## Task prompt
Search the listing below for the string "故意伤害" and show each line that contains it.

## Material to process
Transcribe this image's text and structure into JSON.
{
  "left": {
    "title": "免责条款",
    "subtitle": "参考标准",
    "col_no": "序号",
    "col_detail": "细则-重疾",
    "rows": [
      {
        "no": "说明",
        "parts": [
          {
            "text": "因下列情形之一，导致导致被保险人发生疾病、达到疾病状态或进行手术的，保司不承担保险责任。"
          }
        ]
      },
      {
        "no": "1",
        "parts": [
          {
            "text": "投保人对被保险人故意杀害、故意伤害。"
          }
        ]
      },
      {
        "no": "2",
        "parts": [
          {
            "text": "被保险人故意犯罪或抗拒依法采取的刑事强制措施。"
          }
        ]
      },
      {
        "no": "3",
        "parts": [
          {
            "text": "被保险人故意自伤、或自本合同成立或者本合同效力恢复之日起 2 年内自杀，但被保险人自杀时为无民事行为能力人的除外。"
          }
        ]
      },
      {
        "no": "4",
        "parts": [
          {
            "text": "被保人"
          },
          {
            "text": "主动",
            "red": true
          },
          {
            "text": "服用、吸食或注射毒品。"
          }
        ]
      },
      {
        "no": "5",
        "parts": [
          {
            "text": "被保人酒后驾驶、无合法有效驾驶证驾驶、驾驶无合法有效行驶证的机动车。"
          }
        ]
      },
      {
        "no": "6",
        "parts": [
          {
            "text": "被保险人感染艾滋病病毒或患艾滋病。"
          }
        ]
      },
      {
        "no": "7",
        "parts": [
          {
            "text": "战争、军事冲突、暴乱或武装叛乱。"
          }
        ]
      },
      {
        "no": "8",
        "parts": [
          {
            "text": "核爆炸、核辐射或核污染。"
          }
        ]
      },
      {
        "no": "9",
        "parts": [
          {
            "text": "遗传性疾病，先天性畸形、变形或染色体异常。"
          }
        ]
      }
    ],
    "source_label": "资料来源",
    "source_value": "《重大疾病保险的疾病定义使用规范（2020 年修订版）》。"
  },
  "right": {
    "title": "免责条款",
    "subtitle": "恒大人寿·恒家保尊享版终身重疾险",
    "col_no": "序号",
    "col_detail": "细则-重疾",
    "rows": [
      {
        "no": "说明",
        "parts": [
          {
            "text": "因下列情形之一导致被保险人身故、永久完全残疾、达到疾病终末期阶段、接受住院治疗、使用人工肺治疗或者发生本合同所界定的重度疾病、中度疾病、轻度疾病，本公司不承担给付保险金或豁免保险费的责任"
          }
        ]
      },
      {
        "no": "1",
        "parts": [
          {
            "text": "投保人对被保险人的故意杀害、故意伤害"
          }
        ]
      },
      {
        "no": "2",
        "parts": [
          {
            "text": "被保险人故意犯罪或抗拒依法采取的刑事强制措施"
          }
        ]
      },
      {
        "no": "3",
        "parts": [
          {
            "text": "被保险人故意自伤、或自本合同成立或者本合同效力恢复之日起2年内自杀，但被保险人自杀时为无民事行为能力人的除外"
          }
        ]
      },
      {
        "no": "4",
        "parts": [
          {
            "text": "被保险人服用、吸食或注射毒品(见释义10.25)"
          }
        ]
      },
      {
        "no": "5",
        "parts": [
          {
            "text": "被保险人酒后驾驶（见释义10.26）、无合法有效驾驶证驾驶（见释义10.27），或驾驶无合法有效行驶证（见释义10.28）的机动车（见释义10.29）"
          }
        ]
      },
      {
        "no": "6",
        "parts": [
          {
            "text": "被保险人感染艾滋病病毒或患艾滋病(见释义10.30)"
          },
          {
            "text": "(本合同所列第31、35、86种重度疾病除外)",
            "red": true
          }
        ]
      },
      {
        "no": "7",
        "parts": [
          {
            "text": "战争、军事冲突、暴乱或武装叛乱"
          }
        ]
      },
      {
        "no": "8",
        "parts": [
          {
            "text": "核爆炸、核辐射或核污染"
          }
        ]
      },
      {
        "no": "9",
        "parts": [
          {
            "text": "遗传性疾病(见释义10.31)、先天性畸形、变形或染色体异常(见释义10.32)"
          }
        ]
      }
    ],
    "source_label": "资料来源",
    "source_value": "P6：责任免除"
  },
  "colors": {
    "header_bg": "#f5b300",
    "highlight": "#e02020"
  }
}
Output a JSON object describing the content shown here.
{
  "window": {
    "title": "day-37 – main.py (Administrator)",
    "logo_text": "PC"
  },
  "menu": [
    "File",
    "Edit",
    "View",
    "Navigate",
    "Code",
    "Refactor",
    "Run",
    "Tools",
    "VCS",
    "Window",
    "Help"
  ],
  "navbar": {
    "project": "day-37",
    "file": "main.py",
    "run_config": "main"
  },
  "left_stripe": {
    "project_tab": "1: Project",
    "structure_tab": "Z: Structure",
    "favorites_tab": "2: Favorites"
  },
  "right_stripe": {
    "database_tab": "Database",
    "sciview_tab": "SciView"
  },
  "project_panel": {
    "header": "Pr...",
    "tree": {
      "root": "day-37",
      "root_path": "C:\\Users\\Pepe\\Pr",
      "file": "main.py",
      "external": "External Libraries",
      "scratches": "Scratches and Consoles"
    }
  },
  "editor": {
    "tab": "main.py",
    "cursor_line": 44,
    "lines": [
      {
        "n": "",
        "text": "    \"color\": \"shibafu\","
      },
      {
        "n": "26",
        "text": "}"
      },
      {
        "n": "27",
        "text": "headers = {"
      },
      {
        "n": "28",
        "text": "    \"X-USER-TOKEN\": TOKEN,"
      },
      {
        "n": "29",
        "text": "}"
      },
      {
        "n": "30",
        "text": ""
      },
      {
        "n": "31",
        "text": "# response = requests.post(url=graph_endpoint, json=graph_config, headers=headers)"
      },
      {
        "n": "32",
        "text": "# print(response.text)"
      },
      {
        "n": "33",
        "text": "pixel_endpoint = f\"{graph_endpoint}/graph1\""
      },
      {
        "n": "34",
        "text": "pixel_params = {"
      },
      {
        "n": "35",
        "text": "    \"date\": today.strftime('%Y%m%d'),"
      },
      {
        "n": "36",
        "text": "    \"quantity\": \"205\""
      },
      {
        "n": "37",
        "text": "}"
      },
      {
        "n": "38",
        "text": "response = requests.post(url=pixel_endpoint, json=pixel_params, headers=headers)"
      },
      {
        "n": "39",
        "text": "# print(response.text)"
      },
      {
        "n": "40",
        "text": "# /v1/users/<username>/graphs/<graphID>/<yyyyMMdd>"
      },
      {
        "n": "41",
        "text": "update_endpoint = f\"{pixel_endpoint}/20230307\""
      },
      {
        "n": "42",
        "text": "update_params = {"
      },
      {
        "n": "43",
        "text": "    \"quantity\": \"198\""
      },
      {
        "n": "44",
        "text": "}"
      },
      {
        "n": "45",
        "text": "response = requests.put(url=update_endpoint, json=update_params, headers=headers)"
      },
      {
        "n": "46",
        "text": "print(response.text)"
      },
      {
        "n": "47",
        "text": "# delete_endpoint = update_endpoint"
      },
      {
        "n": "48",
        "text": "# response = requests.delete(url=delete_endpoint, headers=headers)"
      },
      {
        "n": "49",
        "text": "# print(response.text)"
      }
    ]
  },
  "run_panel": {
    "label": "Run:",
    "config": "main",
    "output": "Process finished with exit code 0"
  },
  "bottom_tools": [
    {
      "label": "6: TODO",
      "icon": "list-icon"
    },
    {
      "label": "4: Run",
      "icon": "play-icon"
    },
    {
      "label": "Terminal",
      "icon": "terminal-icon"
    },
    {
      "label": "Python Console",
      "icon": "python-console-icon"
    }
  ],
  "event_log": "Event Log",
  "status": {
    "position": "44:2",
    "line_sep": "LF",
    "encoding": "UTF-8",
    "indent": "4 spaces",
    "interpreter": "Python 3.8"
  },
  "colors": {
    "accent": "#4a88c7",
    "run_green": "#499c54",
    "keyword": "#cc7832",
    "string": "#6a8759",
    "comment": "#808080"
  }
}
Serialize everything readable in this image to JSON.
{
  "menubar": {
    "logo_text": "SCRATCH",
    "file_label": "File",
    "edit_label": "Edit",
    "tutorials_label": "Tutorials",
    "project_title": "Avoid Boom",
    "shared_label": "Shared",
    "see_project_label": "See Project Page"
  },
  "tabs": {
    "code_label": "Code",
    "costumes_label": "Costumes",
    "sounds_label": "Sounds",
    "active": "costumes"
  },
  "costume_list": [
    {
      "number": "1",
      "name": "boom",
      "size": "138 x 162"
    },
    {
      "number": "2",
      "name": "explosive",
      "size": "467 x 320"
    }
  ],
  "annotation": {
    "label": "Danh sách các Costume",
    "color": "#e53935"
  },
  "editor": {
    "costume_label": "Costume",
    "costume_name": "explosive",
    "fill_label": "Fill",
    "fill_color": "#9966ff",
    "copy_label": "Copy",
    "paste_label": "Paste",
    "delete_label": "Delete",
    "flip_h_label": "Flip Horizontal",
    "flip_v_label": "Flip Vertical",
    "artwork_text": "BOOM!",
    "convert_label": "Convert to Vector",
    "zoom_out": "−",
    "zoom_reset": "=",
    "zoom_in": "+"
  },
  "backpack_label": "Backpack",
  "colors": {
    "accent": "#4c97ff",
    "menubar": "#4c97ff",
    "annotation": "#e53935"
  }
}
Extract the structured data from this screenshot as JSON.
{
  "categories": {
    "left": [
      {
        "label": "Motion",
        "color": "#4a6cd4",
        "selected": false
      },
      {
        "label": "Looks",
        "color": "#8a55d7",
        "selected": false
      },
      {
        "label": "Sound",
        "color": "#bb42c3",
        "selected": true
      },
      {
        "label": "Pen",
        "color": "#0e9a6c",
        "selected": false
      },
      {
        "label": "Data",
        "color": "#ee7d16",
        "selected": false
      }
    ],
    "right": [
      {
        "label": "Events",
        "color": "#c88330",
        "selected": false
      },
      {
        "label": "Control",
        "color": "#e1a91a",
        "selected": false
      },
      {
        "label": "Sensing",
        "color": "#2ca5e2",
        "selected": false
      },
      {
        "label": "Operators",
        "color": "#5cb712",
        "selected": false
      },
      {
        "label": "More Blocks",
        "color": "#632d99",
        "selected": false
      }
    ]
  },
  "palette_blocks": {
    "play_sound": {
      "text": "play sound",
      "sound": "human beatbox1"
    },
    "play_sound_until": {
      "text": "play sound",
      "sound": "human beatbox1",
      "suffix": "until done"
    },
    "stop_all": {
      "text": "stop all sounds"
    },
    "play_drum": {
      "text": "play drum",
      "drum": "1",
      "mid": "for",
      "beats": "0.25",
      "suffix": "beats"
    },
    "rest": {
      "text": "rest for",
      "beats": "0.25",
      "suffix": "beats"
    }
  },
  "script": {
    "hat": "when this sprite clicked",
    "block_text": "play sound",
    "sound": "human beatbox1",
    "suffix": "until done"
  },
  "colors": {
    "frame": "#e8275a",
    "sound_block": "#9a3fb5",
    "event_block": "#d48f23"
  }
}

## Exercise answer
            "text": "投保人对被保险人故意杀害、故意伤害。"
            "text": "投保人对被保险人的故意杀害、故意伤害"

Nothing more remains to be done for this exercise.